Data
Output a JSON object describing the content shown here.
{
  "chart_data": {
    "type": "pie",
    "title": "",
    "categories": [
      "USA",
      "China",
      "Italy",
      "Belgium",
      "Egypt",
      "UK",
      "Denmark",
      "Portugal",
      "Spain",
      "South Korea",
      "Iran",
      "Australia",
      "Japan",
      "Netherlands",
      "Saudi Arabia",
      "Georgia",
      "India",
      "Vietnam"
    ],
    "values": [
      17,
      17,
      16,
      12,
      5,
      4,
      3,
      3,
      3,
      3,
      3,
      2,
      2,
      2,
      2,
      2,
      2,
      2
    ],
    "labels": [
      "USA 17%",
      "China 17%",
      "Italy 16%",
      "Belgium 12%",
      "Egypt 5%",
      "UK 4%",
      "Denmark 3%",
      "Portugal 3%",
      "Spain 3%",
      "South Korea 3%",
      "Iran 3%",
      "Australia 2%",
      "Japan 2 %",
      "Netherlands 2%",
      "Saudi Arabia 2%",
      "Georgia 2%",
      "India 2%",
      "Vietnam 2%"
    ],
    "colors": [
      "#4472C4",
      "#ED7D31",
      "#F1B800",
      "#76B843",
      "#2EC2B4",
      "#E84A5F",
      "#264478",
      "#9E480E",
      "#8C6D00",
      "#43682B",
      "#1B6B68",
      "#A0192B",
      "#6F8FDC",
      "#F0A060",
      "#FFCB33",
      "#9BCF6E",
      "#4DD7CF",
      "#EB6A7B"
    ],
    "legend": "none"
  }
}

Directive
Extract every entry in the listing word for word.

Solution below
Output a JSON object describing the content shown here.
{
  "chart_data": {
    "type": "pie",
    "title": "",
    "categories": [
      "USA",
      "China",
      "Italy",
      "Belgium",
      "Egypt",
      "UK",
      "Denmark",
      "Portugal",
      "Spain",
      "South Korea",
      "Iran",
      "Australia",
      "Japan",
      "Netherlands",
      "Saudi Arabia",
      "Georgia",
      "India",
      "Vietnam"
    ],
    "values": [
      17,
      17,
      16,
      12,
      5,
      4,
      3,
      3,
      3,
      3,
      3,
      2,
      2,
      2,
      2,
      2,
      2,
      2
    ],
    "labels": [
      "USA 17%",
      "China 17%",
      "Italy 16%",
      "Belgium 12%",
      "Egypt 5%",
      "UK 4%",
      "Denmark 3%",
      "Portugal 3%",
      "Spain 3%",
      "South Korea 3%",
      "Iran 3%",
      "Australia 2%",
      "Japan 2 %",
      "Netherlands 2%",
      "Saudi Arabia 2%",
      "Georgia 2%",
      "India 2%",
      "Vietnam 2%"
    ],
    "colors": [
      "#4472C4",
      "#ED7D31",
      "#F1B800",
      "#76B843",
      "#2EC2B4",
      "#E84A5F",
      "#264478",
      "#9E480E",
      "#8C6D00",
      "#43682B",
      "#1B6B68",
      "#A0192B",
      "#6F8FDC",
      "#F0A060",
      "#FFCB33",
      "#9BCF6E",
      "#4DD7CF",
      "#EB6A7B"
    ],
    "legend": "none"
  }
}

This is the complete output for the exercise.